→ What is needed
From the entries below, gather every line containing the string "accent".

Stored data
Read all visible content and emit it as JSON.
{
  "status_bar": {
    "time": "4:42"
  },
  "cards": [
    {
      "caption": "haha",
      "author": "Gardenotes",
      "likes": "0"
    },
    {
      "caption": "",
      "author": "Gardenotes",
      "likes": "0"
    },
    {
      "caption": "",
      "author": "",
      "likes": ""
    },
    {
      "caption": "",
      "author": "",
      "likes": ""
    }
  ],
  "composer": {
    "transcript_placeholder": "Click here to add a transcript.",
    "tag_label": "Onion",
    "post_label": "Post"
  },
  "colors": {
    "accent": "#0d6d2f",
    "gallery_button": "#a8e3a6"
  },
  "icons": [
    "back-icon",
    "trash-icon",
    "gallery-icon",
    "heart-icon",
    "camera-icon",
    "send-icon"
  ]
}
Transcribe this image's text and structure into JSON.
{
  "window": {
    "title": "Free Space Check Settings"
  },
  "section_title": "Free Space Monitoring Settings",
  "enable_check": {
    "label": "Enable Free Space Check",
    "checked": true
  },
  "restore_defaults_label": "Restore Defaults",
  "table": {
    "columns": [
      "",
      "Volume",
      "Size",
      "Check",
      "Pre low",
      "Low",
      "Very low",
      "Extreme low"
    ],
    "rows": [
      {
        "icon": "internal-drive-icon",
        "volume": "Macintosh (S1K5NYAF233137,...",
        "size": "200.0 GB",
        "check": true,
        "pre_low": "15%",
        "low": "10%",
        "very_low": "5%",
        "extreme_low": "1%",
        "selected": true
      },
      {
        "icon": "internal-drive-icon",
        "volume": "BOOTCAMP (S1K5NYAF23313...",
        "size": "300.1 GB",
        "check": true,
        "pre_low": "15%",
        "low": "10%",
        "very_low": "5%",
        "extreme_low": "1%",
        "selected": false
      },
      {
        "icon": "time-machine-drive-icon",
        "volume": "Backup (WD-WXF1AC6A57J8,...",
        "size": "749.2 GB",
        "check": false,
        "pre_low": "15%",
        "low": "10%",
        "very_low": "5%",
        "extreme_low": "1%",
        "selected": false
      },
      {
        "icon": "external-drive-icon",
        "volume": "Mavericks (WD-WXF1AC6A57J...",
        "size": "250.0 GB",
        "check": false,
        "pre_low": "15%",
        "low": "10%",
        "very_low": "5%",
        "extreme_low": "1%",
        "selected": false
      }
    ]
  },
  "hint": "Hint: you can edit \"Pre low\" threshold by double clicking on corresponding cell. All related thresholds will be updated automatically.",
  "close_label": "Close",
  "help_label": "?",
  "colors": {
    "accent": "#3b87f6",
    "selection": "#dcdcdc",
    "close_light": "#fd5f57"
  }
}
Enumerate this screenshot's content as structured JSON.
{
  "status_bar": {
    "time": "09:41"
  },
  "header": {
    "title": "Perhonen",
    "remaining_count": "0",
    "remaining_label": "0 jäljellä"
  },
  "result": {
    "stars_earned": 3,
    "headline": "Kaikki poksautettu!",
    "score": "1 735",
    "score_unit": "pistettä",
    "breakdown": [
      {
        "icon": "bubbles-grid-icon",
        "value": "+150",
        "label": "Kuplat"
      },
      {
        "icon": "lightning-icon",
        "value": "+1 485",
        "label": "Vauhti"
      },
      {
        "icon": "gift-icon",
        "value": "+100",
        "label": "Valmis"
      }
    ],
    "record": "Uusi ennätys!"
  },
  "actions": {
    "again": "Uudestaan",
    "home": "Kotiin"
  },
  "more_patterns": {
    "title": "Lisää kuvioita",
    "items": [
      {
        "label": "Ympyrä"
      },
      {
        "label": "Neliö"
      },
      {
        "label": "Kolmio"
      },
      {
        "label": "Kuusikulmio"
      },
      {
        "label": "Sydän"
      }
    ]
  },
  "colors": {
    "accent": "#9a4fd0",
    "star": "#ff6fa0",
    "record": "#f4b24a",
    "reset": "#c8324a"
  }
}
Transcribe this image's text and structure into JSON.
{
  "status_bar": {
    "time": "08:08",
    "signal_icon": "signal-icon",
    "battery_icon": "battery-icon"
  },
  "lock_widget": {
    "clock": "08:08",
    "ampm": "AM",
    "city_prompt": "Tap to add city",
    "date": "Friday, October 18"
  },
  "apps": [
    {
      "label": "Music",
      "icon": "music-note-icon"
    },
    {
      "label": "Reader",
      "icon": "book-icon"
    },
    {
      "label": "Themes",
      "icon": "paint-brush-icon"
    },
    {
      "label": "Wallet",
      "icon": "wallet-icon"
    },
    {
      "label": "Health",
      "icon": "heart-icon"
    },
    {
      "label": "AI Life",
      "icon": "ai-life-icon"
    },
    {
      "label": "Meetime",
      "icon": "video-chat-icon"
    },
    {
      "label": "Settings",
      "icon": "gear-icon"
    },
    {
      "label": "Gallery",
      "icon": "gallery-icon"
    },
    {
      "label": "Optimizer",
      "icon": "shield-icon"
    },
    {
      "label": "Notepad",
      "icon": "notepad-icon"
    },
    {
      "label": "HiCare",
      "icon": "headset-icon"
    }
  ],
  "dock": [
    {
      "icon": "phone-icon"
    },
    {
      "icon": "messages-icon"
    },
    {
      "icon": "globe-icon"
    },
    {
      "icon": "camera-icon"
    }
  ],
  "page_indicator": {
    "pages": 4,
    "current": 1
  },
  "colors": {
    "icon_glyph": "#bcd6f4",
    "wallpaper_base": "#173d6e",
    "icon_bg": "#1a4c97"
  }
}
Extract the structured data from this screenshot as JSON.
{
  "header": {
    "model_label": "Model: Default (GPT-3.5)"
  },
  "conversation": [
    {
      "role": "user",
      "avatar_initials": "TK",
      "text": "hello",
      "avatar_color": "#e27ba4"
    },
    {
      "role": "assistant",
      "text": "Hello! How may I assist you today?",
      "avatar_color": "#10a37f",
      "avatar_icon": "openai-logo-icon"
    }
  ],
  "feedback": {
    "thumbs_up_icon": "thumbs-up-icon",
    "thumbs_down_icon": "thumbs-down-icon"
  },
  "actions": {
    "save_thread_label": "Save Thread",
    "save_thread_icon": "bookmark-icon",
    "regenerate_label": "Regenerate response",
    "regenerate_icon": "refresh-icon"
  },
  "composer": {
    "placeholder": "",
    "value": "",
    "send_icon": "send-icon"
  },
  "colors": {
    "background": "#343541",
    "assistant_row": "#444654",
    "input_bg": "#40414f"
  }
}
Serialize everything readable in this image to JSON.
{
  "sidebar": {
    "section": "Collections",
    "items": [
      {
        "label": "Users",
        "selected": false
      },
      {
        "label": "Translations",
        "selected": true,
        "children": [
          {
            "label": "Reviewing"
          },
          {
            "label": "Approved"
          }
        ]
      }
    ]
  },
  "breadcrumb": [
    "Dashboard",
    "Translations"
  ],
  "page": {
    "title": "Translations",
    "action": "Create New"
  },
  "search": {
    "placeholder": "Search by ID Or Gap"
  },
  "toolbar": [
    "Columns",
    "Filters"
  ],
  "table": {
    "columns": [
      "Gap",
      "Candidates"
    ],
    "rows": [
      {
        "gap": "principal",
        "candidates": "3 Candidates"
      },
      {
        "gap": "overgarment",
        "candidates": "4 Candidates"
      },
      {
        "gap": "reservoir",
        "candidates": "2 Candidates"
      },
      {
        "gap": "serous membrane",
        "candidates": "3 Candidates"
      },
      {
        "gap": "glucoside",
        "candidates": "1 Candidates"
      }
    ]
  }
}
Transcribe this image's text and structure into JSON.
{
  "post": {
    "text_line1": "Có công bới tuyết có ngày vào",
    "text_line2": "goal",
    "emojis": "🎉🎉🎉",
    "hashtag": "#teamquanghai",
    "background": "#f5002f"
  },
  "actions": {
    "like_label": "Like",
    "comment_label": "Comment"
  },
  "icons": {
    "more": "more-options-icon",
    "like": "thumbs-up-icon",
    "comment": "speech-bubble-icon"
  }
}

→ Written response
    "accent": "#0d6d2f",
    "accent": "#3b87f6",
    "accent": "#9a4fd0",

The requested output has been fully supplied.